Collected data:
________________________

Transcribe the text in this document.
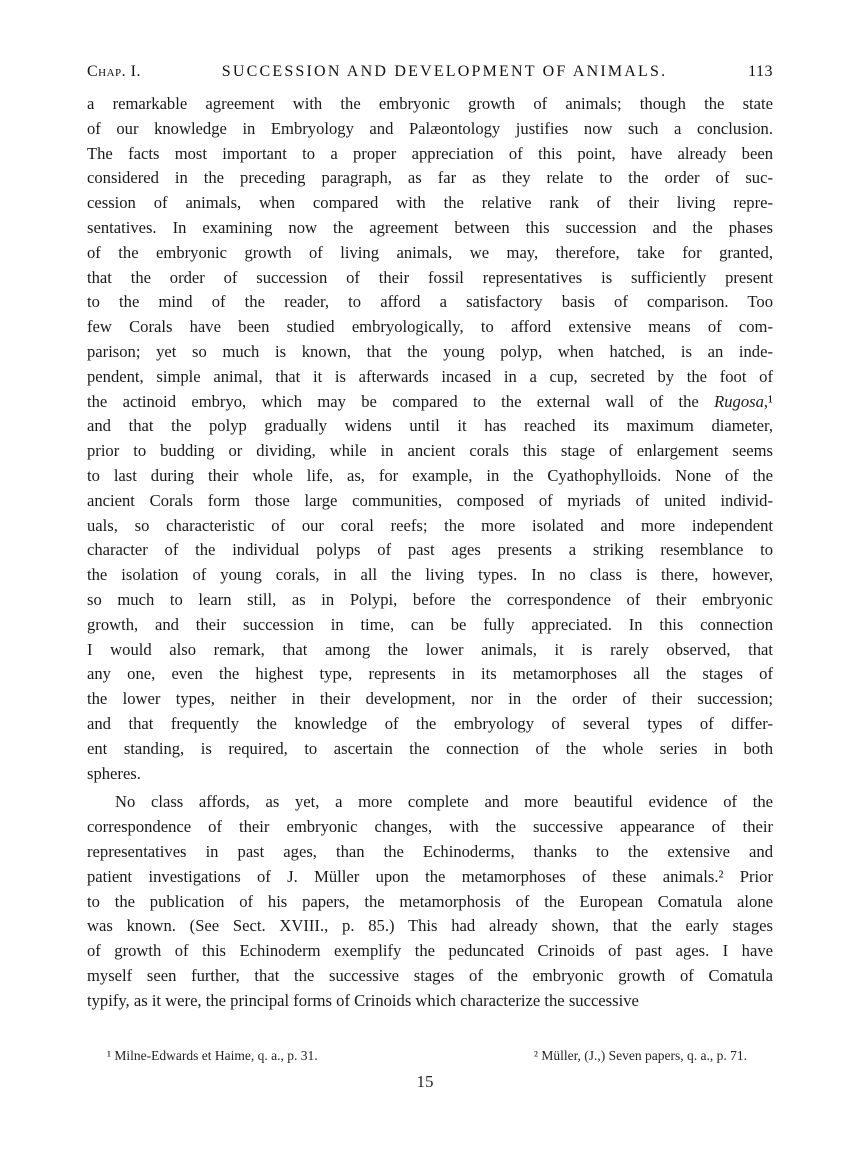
Chap. I.	SUCCESSION AND DEVELOPMENT OF ANIMALS.	113
a remarkable agreement with the embryonic growth of animals; though the state
of our knowledge in Embryology and Palæontology justifies now such a conclusion.
The facts most important to a proper appreciation of this point, have already been
considered in the preceding paragraph, as far as they relate to the order of suc-
cession of animals, when compared with the relative rank of their living repre-
sentatives. In examining now the agreement between this succession and the phases
of the embryonic growth of living animals, we may, therefore, take for granted,
that the order of succession of their fossil representatives is sufficiently present
to the mind of the reader, to afford a satisfactory basis of comparison. Too
few Corals have been studied embryologically, to afford extensive means of com-
parison; yet so much is known, that the young polyp, when hatched, is an inde-
pendent, simple animal, that it is afterwards incased in a cup, secreted by the foot of
the actinoid embryo, which may be compared to the external wall of the Rugosa,¹
and that the polyp gradually widens until it has reached its maximum diameter,
prior to budding or dividing, while in ancient corals this stage of enlargement seems
to last during their whole life, as, for example, in the Cyathophylloids. None of the
ancient Corals form those large communities, composed of myriads of united individ-
uals, so characteristic of our coral reefs; the more isolated and more independent
character of the individual polyps of past ages presents a striking resemblance to
the isolation of young corals, in all the living types. In no class is there, however,
so much to learn still, as in Polypi, before the correspondence of their embryonic
growth, and their succession in time, can be fully appreciated. In this connection
I would also remark, that among the lower animals, it is rarely observed, that
any one, even the highest type, represents in its metamorphoses all the stages of
the lower types, neither in their development, nor in the order of their succession;
and that frequently the knowledge of the embryology of several types of differ-
ent standing, is required, to ascertain the connection of the whole series in both
spheres.
No class affords, as yet, a more complete and more beautiful evidence of the
correspondence of their embryonic changes, with the successive appearance of their
representatives in past ages, than the Echinoderms, thanks to the extensive and
patient investigations of J. Müller upon the metamorphoses of these animals.² Prior
to the publication of his papers, the metamorphosis of the European Comatula alone
was known. (See Sect. XVIII., p. 85.) This had already shown, that the early stages
of growth of this Echinoderm exemplify the peduncated Crinoids of past ages. I have
myself seen further, that the successive stages of the embryonic growth of Comatula
typify, as it were, the principal forms of Crinoids which characterize the successive
¹ Milne-Edwards et Haime, q. a., p. 31.	² Müller, (J.,) Seven papers, q. a., p. 71.
15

________________________

## [Task prompt]
Report the number of lines holding the string "past", without any other words.

## [Solution]
3